THE EXERCISE> Omit any picture, and return the remaining data exactly as written.

======

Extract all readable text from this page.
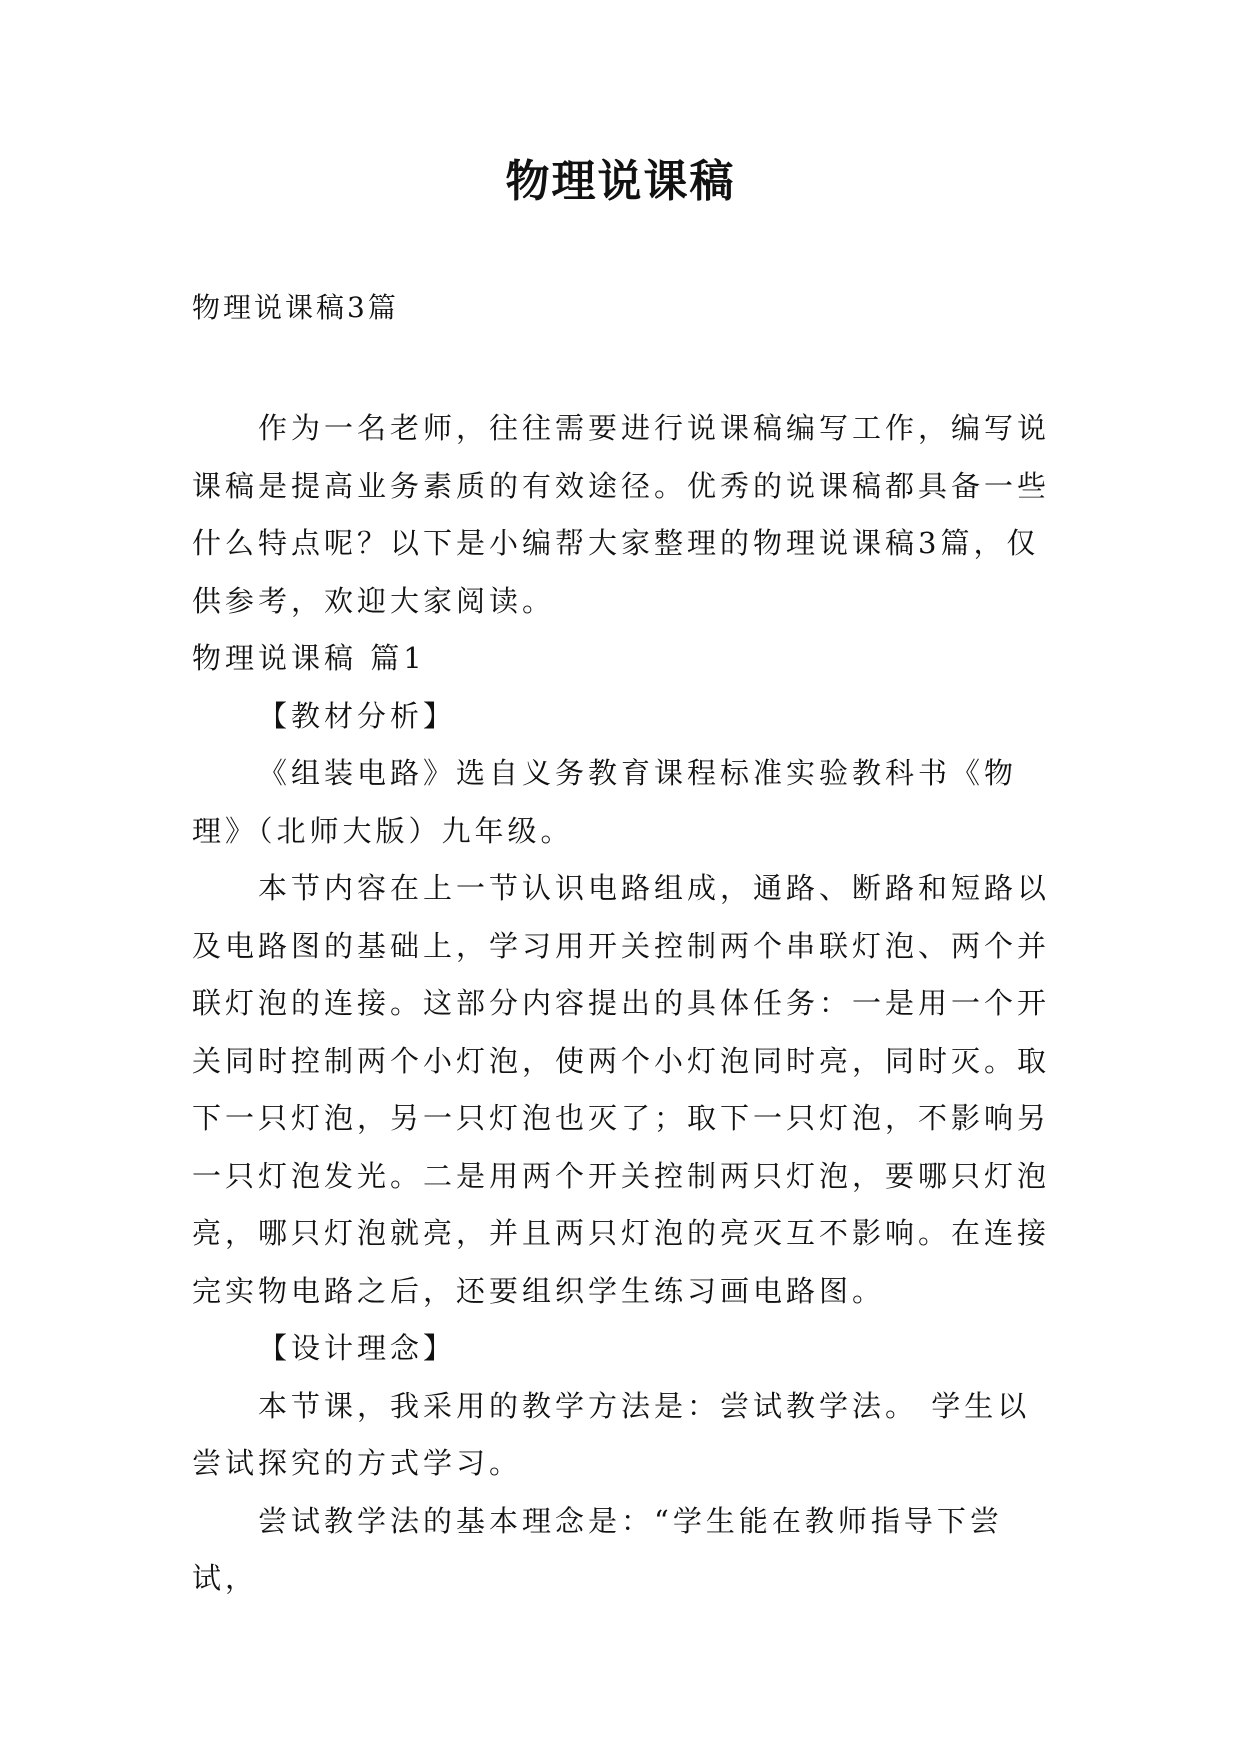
物理说课稿
物理说课稿3篇

作为一名老师，往往需要进行说课稿编写工作，编写说课稿是提高业务素质的有效途径。优秀的说课稿都具备一些什么特点呢？以下是小编帮大家整理的物理说课稿3篇，仅供参考，欢迎大家阅读。

物理说课稿 篇1

【教材分析】

《组装电路》选自义务教育课程标准实验教科书《物理》（北师大版）九年级。

本节内容在上一节认识电路组成，通路、断路和短路以及电路图的基础上，学习用开关控制两个串联灯泡、两个并联灯泡的连接。这部分内容提出的具体任务：一是用一个开关同时控制两个小灯泡，使两个小灯泡同时亮，同时灭。取下一只灯泡，另一只灯泡也灭了；取下一只灯泡，不影响另一只灯泡发光。二是用两个开关控制两只灯泡，要哪只灯泡亮，哪只灯泡就亮，并且两只灯泡的亮灭互不影响。在连接完实物电路之后，还要组织学生练习画电路图。

【设计理念】

本节课，我采用的教学方法是：尝试教学法。 学生以尝试探究的方式学习。

尝试教学法的基本理念是：“学生能在教师指导下尝试，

======

COMPLETE OUTPUT>
Extract all readable text from this page.
物理说课稿
物理说课稿3篇

作为一名老师，往往需要进行说课稿编写工作，编写说课稿是提高业务素质的有效途径。优秀的说课稿都具备一些什么特点呢？以下是小编帮大家整理的物理说课稿3篇，仅供参考，欢迎大家阅读。

物理说课稿 篇1

【教材分析】

《组装电路》选自义务教育课程标准实验教科书《物理》（北师大版）九年级。

本节内容在上一节认识电路组成，通路、断路和短路以及电路图的基础上，学习用开关控制两个串联灯泡、两个并联灯泡的连接。这部分内容提出的具体任务：一是用一个开关同时控制两个小灯泡，使两个小灯泡同时亮，同时灭。取下一只灯泡，另一只灯泡也灭了；取下一只灯泡，不影响另一只灯泡发光。二是用两个开关控制两只灯泡，要哪只灯泡亮，哪只灯泡就亮，并且两只灯泡的亮灭互不影响。在连接完实物电路之后，还要组织学生练习画电路图。

【设计理念】

本节课，我采用的教学方法是：尝试教学法。 学生以尝试探究的方式学习。

尝试教学法的基本理念是：“学生能在教师指导下尝试，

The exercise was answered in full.